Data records

■ ■ ■

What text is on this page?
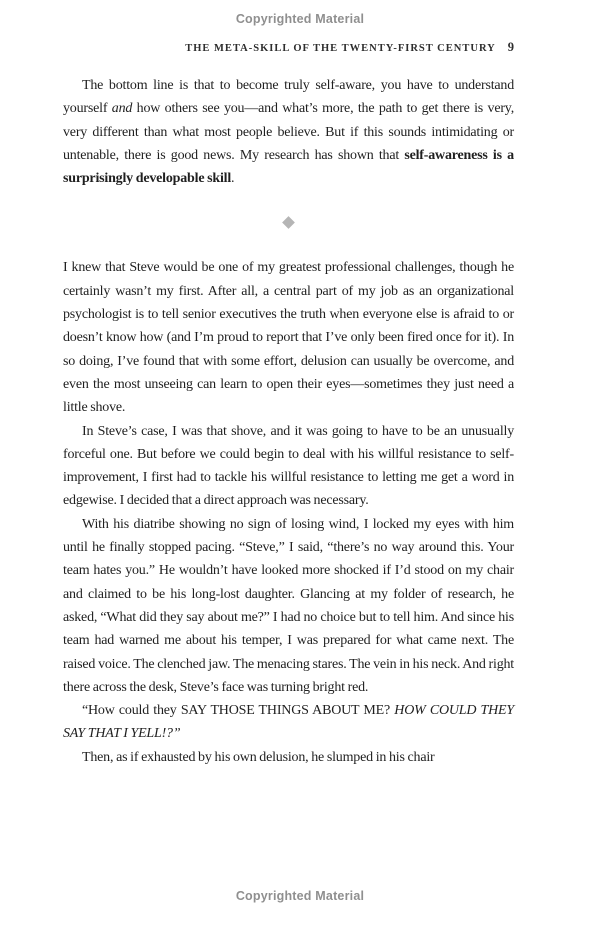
Copyrighted Material
THE META-SKILL OF THE TWENTY-FIRST CENTURY 9

The bottom line is that to become truly self-aware, you have to understand yourself and how others see you—and what’s more, the path to get there is very, very different than what most people believe. But if this sounds intimidating or untenable, there is good news. My research has shown that self-awareness is a surprisingly developable skill.

I knew that Steve would be one of my greatest professional challenges, though he certainly wasn’t my first. After all, a central part of my job as an organizational psychologist is to tell senior executives the truth when everyone else is afraid to or doesn’t know how (and I’m proud to report that I’ve only been fired once for it). In so doing, I’ve found that with some effort, delusion can usually be overcome, and even the most unseeing can learn to open their eyes—sometimes they just need a little shove.

In Steve’s case, I was that shove, and it was going to have to be an unusually forceful one. But before we could begin to deal with his willful resistance to self-improvement, I first had to tackle his willful resistance to letting me get a word in edgewise. I decided that a direct approach was necessary.

With his diatribe showing no sign of losing wind, I locked my eyes with him until he finally stopped pacing. “Steve,” I said, “there’s no way around this. Your team hates you.” He wouldn’t have looked more shocked if I’d stood on my chair and claimed to be his long-lost daughter. Glancing at my folder of research, he asked, “What did they say about me?” I had no choice but to tell him. And since his team had warned me about his temper, I was prepared for what came next. The raised voice. The clenched jaw. The menacing stares. The vein in his neck. And right there across the desk, Steve’s face was turning bright red.

“How could they SAY THOSE THINGS ABOUT ME? HOW COULD THEY SAY THAT I YELL!?”

Then, as if exhausted by his own delusion, he slumped in his chair

Copyrighted Material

■ ■ ■

§ Exercise requirements
Every line in the data that holds "delusion" should be copied out.

§ Output for this exercise
I knew that Steve would be one of my greatest professional challenges, though he certainly wasn’t my first. After all, a central part of my job as an organizational psychologist is to tell senior executives the truth when everyone else is afraid to or doesn’t know how (and I’m proud to report that I’ve only been fired once for it). In so doing, I’ve found that with some effort, delusion can usually be overcome, and even the most unseeing can learn to open their eyes—sometimes they just need a little shove.
Then, as if exhausted by his own delusion, he slumped in his chair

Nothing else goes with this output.